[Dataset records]
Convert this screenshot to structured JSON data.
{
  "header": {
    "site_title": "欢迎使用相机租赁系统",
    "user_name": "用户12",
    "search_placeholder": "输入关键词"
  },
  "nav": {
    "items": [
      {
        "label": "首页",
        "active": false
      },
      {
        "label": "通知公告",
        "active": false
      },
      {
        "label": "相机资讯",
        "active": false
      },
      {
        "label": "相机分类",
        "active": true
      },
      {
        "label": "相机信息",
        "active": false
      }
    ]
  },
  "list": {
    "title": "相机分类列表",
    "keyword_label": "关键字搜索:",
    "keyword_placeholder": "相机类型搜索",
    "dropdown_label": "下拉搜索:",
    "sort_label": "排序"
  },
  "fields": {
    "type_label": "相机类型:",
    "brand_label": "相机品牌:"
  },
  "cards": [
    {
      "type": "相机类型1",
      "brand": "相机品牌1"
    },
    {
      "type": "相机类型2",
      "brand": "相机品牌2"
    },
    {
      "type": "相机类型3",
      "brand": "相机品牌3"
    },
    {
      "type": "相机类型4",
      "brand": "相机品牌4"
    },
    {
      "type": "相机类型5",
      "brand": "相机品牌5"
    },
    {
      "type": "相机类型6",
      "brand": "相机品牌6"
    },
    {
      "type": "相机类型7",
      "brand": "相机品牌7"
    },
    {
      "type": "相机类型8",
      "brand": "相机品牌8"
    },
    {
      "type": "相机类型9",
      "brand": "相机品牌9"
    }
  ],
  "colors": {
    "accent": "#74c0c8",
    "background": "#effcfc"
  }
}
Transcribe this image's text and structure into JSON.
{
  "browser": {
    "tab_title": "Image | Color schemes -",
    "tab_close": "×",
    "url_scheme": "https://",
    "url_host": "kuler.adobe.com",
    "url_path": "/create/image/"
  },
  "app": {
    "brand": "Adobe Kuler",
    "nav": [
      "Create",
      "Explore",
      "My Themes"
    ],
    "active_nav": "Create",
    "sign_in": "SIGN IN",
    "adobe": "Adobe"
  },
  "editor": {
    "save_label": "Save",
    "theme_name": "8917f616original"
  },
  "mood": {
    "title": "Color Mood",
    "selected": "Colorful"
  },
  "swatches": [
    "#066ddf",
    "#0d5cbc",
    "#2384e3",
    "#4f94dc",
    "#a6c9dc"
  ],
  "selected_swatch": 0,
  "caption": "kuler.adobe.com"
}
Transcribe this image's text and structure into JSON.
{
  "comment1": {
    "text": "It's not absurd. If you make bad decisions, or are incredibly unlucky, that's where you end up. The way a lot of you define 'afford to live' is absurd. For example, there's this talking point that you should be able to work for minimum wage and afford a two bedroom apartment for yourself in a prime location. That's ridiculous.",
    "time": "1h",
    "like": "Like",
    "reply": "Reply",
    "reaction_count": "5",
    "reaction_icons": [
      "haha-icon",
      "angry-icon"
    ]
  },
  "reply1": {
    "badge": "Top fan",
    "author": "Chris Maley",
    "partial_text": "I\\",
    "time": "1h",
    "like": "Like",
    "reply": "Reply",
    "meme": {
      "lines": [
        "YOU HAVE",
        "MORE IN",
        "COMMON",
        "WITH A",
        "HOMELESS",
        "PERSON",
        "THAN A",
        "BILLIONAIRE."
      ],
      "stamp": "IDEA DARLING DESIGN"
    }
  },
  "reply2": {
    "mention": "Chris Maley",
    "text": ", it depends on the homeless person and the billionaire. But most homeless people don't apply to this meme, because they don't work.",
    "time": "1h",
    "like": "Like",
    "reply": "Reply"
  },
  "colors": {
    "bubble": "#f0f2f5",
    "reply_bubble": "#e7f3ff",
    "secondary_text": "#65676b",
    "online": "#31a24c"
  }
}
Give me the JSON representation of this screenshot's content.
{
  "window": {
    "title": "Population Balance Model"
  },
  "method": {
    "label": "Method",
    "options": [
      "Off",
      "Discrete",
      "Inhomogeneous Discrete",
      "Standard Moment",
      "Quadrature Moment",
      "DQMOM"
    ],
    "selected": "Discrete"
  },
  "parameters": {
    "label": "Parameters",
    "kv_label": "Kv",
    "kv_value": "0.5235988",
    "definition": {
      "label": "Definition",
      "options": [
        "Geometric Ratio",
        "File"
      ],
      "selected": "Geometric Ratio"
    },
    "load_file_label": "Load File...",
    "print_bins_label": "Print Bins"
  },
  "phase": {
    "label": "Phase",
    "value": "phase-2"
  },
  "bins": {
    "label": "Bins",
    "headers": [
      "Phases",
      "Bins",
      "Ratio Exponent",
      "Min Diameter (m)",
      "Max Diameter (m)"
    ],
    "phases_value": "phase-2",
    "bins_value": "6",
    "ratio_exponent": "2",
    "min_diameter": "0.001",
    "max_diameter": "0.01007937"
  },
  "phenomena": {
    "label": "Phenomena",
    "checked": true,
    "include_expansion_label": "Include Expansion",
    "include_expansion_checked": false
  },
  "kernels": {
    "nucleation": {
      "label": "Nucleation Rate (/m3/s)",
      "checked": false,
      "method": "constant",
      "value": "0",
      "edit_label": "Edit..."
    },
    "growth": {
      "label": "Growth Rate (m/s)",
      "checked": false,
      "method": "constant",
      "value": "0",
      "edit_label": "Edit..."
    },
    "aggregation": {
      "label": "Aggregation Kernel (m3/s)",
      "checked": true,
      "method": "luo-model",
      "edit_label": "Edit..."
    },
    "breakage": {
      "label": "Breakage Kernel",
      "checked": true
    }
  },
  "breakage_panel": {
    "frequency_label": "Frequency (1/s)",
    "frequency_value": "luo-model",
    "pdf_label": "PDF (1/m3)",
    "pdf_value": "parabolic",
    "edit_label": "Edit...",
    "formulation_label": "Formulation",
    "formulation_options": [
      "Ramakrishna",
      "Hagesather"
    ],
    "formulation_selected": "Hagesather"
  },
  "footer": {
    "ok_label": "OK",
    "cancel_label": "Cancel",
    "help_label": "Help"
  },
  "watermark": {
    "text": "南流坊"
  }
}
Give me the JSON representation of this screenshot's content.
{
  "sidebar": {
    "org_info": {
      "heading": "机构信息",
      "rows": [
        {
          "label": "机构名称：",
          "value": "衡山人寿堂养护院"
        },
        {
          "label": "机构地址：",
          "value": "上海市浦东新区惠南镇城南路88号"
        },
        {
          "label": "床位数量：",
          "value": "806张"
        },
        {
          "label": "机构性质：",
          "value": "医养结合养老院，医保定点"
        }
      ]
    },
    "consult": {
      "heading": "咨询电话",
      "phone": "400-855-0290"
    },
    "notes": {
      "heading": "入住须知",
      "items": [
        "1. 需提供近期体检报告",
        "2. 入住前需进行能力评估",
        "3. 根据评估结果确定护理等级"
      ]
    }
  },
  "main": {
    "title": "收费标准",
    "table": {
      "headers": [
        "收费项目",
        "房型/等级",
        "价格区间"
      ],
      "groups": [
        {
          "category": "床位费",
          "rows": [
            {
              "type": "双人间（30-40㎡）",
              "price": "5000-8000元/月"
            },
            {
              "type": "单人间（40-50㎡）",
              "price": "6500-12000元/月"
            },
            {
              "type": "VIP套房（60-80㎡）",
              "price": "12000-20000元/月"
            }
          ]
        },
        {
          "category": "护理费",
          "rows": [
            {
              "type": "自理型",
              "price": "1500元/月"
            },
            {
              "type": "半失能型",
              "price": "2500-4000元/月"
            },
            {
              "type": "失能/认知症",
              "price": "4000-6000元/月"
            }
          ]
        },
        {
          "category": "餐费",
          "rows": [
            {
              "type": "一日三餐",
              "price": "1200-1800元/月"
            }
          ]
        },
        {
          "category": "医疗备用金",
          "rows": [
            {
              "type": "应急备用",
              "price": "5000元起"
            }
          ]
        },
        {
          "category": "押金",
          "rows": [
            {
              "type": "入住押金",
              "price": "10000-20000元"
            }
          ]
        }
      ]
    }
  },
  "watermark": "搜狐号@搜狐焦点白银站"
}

## Exercise aim:
Pick out each line above that includes "category" and show it.

## Exercise output:
          "category": "床位费",
          "category": "护理费",
          "category": "餐费",
          "category": "医疗备用金",
          "category": "押金",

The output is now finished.